**Given instruction**. Using the records that follow, copy every line containing the word "screenshot".

Start Records to use

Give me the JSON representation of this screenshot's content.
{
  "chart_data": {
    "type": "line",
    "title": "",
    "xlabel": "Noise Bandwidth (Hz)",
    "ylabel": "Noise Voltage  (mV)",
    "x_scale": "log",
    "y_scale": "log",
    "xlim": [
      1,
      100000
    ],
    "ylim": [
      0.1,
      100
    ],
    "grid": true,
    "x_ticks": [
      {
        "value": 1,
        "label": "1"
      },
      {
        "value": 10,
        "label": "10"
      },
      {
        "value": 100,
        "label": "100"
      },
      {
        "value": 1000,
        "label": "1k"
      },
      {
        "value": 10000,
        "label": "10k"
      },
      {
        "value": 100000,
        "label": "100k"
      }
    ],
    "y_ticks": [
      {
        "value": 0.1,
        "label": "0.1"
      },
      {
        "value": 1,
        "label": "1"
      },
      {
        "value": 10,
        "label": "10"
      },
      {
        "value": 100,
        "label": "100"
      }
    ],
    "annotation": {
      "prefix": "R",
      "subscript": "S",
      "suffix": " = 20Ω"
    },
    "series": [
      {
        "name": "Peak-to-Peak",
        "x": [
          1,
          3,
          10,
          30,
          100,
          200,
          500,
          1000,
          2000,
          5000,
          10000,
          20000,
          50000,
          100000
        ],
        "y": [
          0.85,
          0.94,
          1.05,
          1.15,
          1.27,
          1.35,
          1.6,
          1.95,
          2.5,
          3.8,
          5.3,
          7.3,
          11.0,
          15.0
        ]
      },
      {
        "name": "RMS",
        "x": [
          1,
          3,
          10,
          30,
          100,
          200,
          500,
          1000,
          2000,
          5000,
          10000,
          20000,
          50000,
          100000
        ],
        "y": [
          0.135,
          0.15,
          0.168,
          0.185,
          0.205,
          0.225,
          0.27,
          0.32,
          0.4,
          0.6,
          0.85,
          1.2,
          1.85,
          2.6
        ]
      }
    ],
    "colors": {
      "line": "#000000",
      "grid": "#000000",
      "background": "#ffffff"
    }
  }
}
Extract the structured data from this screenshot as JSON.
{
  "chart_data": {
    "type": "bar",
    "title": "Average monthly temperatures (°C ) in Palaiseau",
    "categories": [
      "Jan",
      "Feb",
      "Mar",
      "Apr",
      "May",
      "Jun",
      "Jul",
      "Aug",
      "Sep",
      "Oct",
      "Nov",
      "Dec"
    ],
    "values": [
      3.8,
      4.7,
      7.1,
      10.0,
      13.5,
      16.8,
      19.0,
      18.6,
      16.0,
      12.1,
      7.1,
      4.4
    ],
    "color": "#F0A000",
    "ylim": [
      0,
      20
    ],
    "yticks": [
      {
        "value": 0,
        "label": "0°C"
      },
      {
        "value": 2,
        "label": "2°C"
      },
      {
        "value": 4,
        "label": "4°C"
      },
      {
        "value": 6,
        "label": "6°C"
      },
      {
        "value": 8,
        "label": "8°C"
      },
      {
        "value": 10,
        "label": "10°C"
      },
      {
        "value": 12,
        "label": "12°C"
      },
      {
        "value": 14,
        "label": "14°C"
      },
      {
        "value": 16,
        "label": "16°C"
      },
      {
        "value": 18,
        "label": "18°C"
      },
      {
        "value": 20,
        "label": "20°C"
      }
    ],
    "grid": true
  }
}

End Records to use

**Complete answer**.
Give me the JSON representation of this screenshot's content.
Extract the structured data from this screenshot as JSON.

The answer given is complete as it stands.